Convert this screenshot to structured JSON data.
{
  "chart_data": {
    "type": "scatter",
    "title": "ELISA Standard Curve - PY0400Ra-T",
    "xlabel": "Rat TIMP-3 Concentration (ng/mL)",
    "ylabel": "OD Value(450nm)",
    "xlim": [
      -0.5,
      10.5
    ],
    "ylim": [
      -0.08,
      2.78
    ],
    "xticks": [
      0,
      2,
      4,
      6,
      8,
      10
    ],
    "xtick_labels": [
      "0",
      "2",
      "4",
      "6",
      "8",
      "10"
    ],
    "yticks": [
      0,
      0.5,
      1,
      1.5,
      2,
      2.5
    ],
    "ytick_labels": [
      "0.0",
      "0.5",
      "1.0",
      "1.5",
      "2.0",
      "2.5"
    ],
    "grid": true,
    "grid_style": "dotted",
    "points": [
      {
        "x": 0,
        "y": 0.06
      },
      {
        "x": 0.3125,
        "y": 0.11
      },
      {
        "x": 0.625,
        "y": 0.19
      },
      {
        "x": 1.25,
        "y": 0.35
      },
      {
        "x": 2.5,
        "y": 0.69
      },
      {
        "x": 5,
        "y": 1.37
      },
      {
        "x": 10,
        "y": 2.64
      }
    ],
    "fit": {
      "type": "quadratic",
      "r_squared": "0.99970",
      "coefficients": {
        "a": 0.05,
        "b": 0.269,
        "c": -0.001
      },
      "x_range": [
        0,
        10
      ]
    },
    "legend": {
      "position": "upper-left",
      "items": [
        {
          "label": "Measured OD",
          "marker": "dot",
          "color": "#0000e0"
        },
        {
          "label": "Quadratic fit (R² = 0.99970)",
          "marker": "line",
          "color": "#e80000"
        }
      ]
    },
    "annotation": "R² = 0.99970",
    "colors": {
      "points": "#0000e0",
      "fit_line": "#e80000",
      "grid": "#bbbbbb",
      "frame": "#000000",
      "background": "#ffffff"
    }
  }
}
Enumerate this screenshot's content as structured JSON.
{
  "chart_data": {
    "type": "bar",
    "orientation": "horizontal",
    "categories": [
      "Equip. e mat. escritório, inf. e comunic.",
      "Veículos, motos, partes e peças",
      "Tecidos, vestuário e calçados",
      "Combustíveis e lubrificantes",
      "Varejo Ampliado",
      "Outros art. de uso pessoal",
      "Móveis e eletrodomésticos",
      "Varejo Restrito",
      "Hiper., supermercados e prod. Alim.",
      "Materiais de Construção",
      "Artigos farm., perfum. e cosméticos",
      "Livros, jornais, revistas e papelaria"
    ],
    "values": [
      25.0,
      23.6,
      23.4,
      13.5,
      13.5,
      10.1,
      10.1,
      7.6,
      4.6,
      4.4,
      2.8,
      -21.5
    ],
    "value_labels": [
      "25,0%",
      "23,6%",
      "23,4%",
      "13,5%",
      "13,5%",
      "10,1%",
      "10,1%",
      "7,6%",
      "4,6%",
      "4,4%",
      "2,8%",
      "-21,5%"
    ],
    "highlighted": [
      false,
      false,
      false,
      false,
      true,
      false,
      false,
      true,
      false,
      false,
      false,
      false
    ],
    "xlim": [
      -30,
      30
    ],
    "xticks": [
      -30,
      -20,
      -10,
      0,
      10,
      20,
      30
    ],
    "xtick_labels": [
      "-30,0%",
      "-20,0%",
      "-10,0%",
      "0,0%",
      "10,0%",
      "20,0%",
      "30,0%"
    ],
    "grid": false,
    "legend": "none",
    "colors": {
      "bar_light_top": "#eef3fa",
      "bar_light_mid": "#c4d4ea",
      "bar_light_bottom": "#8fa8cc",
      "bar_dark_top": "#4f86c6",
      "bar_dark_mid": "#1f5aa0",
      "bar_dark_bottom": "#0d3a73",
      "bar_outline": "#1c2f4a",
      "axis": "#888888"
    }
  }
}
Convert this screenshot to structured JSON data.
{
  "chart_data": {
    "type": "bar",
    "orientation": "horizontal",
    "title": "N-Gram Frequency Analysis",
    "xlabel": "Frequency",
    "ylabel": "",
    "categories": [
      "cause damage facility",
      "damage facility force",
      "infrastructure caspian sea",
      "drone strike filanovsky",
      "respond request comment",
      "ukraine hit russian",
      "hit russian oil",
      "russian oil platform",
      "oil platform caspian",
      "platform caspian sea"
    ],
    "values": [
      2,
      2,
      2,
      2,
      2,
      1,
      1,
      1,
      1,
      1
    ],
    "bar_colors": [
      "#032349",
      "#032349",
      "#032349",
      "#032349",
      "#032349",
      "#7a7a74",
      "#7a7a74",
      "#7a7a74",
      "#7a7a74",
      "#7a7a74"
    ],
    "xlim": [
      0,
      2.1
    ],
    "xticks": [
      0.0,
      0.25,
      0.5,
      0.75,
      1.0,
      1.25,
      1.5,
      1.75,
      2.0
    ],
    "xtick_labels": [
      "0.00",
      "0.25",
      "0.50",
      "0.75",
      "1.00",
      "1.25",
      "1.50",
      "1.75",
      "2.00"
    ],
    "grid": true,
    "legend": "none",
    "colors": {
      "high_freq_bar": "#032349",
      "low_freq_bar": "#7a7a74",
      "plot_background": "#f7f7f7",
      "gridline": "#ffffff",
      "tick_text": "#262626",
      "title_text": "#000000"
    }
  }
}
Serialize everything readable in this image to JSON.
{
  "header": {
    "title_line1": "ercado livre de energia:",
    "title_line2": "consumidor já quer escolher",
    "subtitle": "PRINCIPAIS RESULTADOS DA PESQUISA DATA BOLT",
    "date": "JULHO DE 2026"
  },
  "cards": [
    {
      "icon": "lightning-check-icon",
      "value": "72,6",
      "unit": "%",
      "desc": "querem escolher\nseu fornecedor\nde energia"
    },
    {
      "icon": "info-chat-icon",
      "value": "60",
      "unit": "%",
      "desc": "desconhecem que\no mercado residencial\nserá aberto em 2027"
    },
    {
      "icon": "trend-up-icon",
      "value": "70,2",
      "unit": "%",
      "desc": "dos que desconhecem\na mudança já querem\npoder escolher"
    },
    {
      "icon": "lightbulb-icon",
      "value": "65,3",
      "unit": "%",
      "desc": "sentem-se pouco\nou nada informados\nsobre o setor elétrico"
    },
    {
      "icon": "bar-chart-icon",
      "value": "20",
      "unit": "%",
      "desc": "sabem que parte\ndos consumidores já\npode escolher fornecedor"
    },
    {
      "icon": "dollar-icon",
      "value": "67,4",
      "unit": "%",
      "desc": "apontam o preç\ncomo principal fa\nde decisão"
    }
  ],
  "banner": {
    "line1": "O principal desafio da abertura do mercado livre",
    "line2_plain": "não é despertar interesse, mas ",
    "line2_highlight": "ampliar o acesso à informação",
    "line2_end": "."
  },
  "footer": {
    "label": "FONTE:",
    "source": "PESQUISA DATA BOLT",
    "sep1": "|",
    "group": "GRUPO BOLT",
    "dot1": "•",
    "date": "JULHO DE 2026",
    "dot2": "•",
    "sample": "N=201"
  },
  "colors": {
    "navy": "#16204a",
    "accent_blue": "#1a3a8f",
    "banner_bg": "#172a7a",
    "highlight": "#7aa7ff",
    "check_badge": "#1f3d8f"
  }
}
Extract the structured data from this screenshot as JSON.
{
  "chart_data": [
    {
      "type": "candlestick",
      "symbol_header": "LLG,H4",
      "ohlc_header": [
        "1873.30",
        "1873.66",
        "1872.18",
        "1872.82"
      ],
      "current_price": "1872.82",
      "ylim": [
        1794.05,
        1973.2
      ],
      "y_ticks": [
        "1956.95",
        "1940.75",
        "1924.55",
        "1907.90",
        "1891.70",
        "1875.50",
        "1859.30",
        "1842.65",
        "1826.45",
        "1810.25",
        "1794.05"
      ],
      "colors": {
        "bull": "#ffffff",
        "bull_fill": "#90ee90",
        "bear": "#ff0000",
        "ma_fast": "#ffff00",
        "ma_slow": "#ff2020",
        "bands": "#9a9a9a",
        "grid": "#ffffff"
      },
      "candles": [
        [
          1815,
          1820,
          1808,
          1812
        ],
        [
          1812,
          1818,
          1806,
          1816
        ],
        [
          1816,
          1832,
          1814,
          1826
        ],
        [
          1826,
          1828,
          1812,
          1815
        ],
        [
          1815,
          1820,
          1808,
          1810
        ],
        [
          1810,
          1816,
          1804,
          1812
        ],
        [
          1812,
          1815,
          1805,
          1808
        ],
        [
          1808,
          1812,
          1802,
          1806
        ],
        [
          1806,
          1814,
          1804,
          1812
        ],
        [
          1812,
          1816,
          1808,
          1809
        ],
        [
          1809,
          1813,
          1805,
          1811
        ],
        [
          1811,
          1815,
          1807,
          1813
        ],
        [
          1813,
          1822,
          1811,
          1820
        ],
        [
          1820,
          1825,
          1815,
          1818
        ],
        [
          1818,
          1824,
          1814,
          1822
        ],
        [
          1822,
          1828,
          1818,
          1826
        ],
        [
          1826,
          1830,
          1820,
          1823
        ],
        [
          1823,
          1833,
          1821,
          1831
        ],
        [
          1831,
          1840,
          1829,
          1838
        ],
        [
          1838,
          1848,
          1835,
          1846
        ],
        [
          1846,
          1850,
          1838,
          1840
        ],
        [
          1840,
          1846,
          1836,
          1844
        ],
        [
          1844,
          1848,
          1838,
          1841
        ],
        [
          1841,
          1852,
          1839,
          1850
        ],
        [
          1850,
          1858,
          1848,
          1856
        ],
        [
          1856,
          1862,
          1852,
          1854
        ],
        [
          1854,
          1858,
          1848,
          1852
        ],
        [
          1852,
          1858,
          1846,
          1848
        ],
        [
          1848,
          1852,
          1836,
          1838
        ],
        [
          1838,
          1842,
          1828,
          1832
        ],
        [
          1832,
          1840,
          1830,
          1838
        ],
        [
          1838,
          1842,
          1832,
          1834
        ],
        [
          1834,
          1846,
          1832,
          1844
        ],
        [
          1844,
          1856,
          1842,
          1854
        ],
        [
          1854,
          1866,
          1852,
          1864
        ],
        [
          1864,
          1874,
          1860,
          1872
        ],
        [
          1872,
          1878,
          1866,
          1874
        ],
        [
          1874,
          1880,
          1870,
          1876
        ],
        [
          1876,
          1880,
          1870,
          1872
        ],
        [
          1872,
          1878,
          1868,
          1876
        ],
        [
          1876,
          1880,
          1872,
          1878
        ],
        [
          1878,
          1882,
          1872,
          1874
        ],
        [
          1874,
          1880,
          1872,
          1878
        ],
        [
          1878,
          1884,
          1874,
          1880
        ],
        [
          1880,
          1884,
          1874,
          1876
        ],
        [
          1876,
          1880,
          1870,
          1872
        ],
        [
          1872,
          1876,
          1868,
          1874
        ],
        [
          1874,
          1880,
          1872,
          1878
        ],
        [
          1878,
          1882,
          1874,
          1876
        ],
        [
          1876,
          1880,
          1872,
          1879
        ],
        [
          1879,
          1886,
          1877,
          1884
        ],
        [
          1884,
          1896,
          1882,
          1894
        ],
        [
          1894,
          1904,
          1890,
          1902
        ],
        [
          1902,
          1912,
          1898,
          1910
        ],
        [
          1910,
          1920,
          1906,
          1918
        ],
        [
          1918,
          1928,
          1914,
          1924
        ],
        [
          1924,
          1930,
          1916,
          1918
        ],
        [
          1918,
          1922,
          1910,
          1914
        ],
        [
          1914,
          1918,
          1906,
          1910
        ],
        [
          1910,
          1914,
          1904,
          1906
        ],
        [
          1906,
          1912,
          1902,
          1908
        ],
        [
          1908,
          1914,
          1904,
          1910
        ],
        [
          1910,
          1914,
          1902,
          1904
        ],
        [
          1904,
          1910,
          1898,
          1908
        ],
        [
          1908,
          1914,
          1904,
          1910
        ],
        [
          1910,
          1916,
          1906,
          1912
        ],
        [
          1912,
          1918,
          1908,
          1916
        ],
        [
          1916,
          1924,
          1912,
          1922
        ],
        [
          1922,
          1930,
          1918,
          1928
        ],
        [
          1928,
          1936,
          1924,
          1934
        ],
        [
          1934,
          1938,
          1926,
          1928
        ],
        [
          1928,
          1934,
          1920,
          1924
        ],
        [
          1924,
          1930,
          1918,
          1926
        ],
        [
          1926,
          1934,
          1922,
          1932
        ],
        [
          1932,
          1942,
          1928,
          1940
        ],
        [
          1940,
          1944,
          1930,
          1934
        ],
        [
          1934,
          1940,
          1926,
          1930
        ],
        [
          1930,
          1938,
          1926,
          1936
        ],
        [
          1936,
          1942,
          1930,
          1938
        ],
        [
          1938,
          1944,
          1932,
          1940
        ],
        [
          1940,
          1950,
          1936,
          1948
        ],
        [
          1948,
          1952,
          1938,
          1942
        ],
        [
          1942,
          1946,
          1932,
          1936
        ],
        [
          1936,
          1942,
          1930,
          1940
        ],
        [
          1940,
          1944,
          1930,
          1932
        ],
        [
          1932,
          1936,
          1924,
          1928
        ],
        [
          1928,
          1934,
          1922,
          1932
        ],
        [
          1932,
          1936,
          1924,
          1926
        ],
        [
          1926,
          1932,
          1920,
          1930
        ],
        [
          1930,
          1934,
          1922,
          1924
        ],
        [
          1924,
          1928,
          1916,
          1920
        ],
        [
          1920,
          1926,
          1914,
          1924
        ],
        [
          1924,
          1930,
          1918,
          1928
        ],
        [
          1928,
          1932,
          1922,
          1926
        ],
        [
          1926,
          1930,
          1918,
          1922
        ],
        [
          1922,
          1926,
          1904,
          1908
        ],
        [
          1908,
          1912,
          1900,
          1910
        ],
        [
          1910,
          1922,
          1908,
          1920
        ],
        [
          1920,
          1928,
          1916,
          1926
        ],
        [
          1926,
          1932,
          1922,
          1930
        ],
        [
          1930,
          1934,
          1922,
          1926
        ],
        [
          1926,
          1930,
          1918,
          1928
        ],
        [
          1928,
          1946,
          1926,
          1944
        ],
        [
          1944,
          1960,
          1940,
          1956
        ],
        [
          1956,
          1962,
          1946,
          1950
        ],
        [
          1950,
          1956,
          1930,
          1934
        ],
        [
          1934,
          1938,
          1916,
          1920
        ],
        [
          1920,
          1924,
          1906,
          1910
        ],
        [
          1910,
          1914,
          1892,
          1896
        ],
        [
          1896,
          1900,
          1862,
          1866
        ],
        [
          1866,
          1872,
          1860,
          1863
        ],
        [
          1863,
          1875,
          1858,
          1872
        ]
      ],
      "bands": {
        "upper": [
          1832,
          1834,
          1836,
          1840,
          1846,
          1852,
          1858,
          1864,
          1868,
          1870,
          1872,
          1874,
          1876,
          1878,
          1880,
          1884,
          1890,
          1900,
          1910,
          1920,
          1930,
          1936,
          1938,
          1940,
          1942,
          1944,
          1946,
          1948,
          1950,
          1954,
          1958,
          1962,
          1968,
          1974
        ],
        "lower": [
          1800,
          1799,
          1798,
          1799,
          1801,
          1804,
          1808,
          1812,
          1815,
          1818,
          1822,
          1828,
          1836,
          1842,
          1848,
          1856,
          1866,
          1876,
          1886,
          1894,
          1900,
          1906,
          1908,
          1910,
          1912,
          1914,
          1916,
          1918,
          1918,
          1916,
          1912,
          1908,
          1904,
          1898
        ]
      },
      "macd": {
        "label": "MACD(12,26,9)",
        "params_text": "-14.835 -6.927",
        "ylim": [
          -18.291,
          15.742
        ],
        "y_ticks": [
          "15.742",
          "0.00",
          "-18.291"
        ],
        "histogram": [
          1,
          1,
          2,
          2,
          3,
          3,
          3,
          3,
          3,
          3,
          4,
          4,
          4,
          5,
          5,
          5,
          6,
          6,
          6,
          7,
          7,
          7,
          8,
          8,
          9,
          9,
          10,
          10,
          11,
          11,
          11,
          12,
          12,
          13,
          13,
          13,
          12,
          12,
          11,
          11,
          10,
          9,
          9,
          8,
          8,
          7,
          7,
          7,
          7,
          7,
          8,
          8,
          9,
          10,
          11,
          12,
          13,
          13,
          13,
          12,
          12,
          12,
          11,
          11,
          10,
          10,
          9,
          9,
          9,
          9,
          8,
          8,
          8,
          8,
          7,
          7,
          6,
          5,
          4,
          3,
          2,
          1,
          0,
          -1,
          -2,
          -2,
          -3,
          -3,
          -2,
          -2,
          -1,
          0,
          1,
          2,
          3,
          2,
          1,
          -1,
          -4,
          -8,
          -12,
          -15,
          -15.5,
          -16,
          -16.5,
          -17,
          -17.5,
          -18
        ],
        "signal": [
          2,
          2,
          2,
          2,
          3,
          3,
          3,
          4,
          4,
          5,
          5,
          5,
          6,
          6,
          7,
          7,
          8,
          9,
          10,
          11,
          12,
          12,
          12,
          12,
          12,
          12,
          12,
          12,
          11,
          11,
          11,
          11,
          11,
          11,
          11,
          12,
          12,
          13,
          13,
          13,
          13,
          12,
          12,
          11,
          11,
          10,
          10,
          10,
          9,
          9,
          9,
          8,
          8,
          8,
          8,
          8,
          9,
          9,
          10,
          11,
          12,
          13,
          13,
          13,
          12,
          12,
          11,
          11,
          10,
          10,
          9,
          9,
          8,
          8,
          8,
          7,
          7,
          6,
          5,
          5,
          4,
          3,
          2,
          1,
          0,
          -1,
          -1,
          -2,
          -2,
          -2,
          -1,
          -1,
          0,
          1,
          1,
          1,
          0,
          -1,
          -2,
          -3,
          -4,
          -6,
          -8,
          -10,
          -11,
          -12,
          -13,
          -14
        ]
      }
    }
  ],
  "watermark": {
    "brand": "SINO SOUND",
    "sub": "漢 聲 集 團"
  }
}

################

(WHAT NEEDS TO BE DONE)
Counting only lines of the data above that hold "russian", report the total and nothing else.

(RESPONSE TO THIS TASK)
3